Requirements> Every line must be returned precisely as it is written.

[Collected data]
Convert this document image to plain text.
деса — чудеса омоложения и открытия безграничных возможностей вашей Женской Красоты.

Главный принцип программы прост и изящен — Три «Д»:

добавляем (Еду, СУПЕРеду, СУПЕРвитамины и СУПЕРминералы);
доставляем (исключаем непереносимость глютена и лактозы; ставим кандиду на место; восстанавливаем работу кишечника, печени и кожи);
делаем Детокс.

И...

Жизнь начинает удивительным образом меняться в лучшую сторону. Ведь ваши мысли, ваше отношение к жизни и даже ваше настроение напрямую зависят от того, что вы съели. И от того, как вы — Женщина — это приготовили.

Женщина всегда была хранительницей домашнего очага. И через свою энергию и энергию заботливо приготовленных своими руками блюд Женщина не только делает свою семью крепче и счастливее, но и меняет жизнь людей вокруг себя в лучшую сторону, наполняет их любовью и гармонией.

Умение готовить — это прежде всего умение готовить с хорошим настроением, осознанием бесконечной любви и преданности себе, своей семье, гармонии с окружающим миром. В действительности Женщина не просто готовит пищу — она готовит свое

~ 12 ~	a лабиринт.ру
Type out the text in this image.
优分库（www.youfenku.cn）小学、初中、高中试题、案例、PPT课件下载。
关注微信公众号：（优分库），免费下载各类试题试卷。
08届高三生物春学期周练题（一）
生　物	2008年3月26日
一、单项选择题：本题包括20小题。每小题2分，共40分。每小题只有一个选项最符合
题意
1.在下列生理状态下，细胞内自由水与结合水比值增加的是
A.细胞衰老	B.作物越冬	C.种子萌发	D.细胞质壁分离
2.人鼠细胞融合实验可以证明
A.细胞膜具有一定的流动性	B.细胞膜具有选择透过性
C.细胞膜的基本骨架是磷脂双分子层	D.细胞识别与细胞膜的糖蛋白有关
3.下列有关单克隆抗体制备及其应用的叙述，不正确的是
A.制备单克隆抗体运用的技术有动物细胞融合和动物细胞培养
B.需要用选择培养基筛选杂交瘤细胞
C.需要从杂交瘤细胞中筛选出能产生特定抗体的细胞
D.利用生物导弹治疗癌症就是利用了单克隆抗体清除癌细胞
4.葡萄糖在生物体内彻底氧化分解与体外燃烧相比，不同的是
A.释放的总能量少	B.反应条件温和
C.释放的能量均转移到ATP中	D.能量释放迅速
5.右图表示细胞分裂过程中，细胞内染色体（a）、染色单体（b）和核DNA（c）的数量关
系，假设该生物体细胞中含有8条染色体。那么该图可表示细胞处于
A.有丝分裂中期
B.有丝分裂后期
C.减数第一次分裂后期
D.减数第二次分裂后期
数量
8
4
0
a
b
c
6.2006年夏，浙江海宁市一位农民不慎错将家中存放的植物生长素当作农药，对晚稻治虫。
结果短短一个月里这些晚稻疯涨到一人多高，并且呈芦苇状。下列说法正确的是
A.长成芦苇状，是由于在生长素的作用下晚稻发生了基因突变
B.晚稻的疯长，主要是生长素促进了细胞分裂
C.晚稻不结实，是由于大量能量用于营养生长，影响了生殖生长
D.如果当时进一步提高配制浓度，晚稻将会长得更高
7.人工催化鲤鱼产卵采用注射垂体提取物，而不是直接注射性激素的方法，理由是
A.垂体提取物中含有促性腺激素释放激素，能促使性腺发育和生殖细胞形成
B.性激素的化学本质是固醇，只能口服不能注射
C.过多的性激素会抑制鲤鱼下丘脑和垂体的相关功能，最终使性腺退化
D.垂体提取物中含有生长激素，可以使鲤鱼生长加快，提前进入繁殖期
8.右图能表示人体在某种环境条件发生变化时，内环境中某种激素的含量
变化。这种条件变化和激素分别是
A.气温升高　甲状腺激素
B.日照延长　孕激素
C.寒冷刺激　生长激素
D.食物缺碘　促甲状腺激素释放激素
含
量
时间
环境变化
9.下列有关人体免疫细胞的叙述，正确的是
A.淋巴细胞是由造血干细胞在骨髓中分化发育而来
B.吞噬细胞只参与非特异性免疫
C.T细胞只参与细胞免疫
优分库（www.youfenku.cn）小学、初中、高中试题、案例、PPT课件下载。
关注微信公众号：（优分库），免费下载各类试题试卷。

Correct result>
Convert this document image to plain text.
деса — чудеса омоложения и открытия безграничных возможностей вашей Женской Красоты.

Главный принцип программы прост и изящен — Три «Д»:

добавляем (Еду, СУПЕРеду, СУПЕРвитамины и СУПЕРминералы);
доставляем (исключаем непереносимость глютена и лактозы; ставим кандиду на место; восстанавливаем работу кишечника, печени и кожи);
делаем Детокс.

И...

Жизнь начинает удивительным образом меняться в лучшую сторону. Ведь ваши мысли, ваше отношение к жизни и даже ваше настроение напрямую зависят от того, что вы съели. И от того, как вы — Женщина — это приготовили.

Женщина всегда была хранительницей домашнего очага. И через свою энергию и энергию заботливо приготовленных своими руками блюд Женщина не только делает свою семью крепче и счастливее, но и меняет жизнь людей вокруг себя в лучшую сторону, наполняет их любовью и гармонией.

Умение готовить — это прежде всего умение готовить с хорошим настроением, осознанием бесконечной любви и преданности себе, своей семье, гармонии с окружающим миром. В действительности Женщина не просто готовит пищу — она готовит свое

~ 12 ~	a лабиринт.ру
Type out the text in this image.
优分库（www.youfenku.cn）小学、初中、高中试题、案例、PPT课件下载。
关注微信公众号：（优分库），免费下载各类试题试卷。
08届高三生物春学期周练题（一）
生　物	2008年3月26日
一、单项选择题：本题包括20小题。每小题2分，共40分。每小题只有一个选项最符合
题意
1.在下列生理状态下，细胞内自由水与结合水比值增加的是
A.细胞衰老	B.作物越冬	C.种子萌发	D.细胞质壁分离
2.人鼠细胞融合实验可以证明
A.细胞膜具有一定的流动性	B.细胞膜具有选择透过性
C.细胞膜的基本骨架是磷脂双分子层	D.细胞识别与细胞膜的糖蛋白有关
3.下列有关单克隆抗体制备及其应用的叙述，不正确的是
A.制备单克隆抗体运用的技术有动物细胞融合和动物细胞培养
B.需要用选择培养基筛选杂交瘤细胞
C.需要从杂交瘤细胞中筛选出能产生特定抗体的细胞
D.利用生物导弹治疗癌症就是利用了单克隆抗体清除癌细胞
4.葡萄糖在生物体内彻底氧化分解与体外燃烧相比，不同的是
A.释放的总能量少	B.反应条件温和
C.释放的能量均转移到ATP中	D.能量释放迅速
5.右图表示细胞分裂过程中，细胞内染色体（a）、染色单体（b）和核DNA（c）的数量关
系，假设该生物体细胞中含有8条染色体。那么该图可表示细胞处于
A.有丝分裂中期
B.有丝分裂后期
C.减数第一次分裂后期
D.减数第二次分裂后期
数量
8
4
0
a
b
c
6.2006年夏，浙江海宁市一位农民不慎错将家中存放的植物生长素当作农药，对晚稻治虫。
结果短短一个月里这些晚稻疯涨到一人多高，并且呈芦苇状。下列说法正确的是
A.长成芦苇状，是由于在生长素的作用下晚稻发生了基因突变
B.晚稻的疯长，主要是生长素促进了细胞分裂
C.晚稻不结实，是由于大量能量用于营养生长，影响了生殖生长
D.如果当时进一步提高配制浓度，晚稻将会长得更高
7.人工催化鲤鱼产卵采用注射垂体提取物，而不是直接注射性激素的方法，理由是
A.垂体提取物中含有促性腺激素释放激素，能促使性腺发育和生殖细胞形成
B.性激素的化学本质是固醇，只能口服不能注射
C.过多的性激素会抑制鲤鱼下丘脑和垂体的相关功能，最终使性腺退化
D.垂体提取物中含有生长激素，可以使鲤鱼生长加快，提前进入繁殖期
8.右图能表示人体在某种环境条件发生变化时，内环境中某种激素的含量
变化。这种条件变化和激素分别是
A.气温升高　甲状腺激素
B.日照延长　孕激素
C.寒冷刺激　生长激素
D.食物缺碘　促甲状腺激素释放激素
含
量
时间
环境变化
9.下列有关人体免疫细胞的叙述，正确的是
A.淋巴细胞是由造血干细胞在骨髓中分化发育而来
B.吞噬细胞只参与非特异性免疫
C.T细胞只参与细胞免疫
优分库（www.youfenku.cn）小学、初中、高中试题、案例、PPT课件下载。
关注微信公众号：（优分库），免费下载各类试题试卷。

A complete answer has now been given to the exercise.